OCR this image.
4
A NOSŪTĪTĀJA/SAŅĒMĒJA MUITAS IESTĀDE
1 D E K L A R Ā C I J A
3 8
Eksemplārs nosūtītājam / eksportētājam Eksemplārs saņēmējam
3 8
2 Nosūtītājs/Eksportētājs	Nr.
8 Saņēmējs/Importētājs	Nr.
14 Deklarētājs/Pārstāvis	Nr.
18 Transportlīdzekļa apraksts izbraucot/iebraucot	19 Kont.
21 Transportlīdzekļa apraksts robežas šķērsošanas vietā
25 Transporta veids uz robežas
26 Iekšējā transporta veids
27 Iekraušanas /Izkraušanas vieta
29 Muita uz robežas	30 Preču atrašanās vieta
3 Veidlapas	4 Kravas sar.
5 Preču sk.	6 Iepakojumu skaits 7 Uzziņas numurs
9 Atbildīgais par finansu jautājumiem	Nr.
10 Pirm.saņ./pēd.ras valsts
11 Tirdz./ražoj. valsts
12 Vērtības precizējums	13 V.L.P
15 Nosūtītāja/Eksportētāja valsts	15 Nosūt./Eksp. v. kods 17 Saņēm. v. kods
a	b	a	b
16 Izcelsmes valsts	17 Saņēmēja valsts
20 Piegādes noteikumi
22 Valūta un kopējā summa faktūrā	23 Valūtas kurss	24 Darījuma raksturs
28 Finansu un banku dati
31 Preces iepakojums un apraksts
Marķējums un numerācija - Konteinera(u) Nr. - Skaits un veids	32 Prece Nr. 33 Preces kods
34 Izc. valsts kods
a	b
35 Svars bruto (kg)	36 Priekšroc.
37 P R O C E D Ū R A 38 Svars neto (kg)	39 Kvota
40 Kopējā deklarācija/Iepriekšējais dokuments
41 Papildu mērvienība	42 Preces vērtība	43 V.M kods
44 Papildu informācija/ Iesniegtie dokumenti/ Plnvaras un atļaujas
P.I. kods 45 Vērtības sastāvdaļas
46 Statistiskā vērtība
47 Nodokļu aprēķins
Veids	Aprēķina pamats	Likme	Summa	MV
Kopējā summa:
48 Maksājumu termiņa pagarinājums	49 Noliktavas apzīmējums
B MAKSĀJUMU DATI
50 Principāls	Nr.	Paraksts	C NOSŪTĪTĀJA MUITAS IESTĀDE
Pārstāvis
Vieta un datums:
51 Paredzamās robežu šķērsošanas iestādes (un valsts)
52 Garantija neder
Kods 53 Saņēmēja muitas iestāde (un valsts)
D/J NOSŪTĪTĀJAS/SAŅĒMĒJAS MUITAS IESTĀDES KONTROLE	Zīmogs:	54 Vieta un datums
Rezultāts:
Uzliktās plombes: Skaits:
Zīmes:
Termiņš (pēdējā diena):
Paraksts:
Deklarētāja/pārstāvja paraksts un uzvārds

----------

Stated goal: Extract the data in full. Keep it word for word.

Task solution:
OCR this image.
4
A NOSŪTĪTĀJA/SAŅĒMĒJA MUITAS IESTĀDE
1 D E K L A R Ā C I J A
3 8
Eksemplārs nosūtītājam / eksportētājam Eksemplārs saņēmējam
3 8
2 Nosūtītājs/Eksportētājs	Nr.
8 Saņēmējs/Importētājs	Nr.
14 Deklarētājs/Pārstāvis	Nr.
18 Transportlīdzekļa apraksts izbraucot/iebraucot	19 Kont.
21 Transportlīdzekļa apraksts robežas šķērsošanas vietā
25 Transporta veids uz robežas
26 Iekšējā transporta veids
27 Iekraušanas /Izkraušanas vieta
29 Muita uz robežas	30 Preču atrašanās vieta
3 Veidlapas	4 Kravas sar.
5 Preču sk.	6 Iepakojumu skaits 7 Uzziņas numurs
9 Atbildīgais par finansu jautājumiem	Nr.
10 Pirm.saņ./pēd.ras valsts
11 Tirdz./ražoj. valsts
12 Vērtības precizējums	13 V.L.P
15 Nosūtītāja/Eksportētāja valsts	15 Nosūt./Eksp. v. kods 17 Saņēm. v. kods
a	b	a	b
16 Izcelsmes valsts	17 Saņēmēja valsts
20 Piegādes noteikumi
22 Valūta un kopējā summa faktūrā	23 Valūtas kurss	24 Darījuma raksturs
28 Finansu un banku dati
31 Preces iepakojums un apraksts
Marķējums un numerācija - Konteinera(u) Nr. - Skaits un veids	32 Prece Nr. 33 Preces kods
34 Izc. valsts kods
a	b
35 Svars bruto (kg)	36 Priekšroc.
37 P R O C E D Ū R A 38 Svars neto (kg)	39 Kvota
40 Kopējā deklarācija/Iepriekšējais dokuments
41 Papildu mērvienība	42 Preces vērtība	43 V.M kods
44 Papildu informācija/ Iesniegtie dokumenti/ Plnvaras un atļaujas
P.I. kods 45 Vērtības sastāvdaļas
46 Statistiskā vērtība
47 Nodokļu aprēķins
Veids	Aprēķina pamats	Likme	Summa	MV
Kopējā summa:
48 Maksājumu termiņa pagarinājums	49 Noliktavas apzīmējums
B MAKSĀJUMU DATI
50 Principāls	Nr.	Paraksts	C NOSŪTĪTĀJA MUITAS IESTĀDE
Pārstāvis
Vieta un datums:
51 Paredzamās robežu šķērsošanas iestādes (un valsts)
52 Garantija neder
Kods 53 Saņēmēja muitas iestāde (un valsts)
D/J NOSŪTĪTĀJAS/SAŅĒMĒJAS MUITAS IESTĀDES KONTROLE	Zīmogs:	54 Vieta un datums
Rezultāts:
Uzliktās plombes: Skaits:
Zīmes:
Termiņš (pēdējā diena):
Paraksts:
Deklarētāja/pārstāvja paraksts un uzvārds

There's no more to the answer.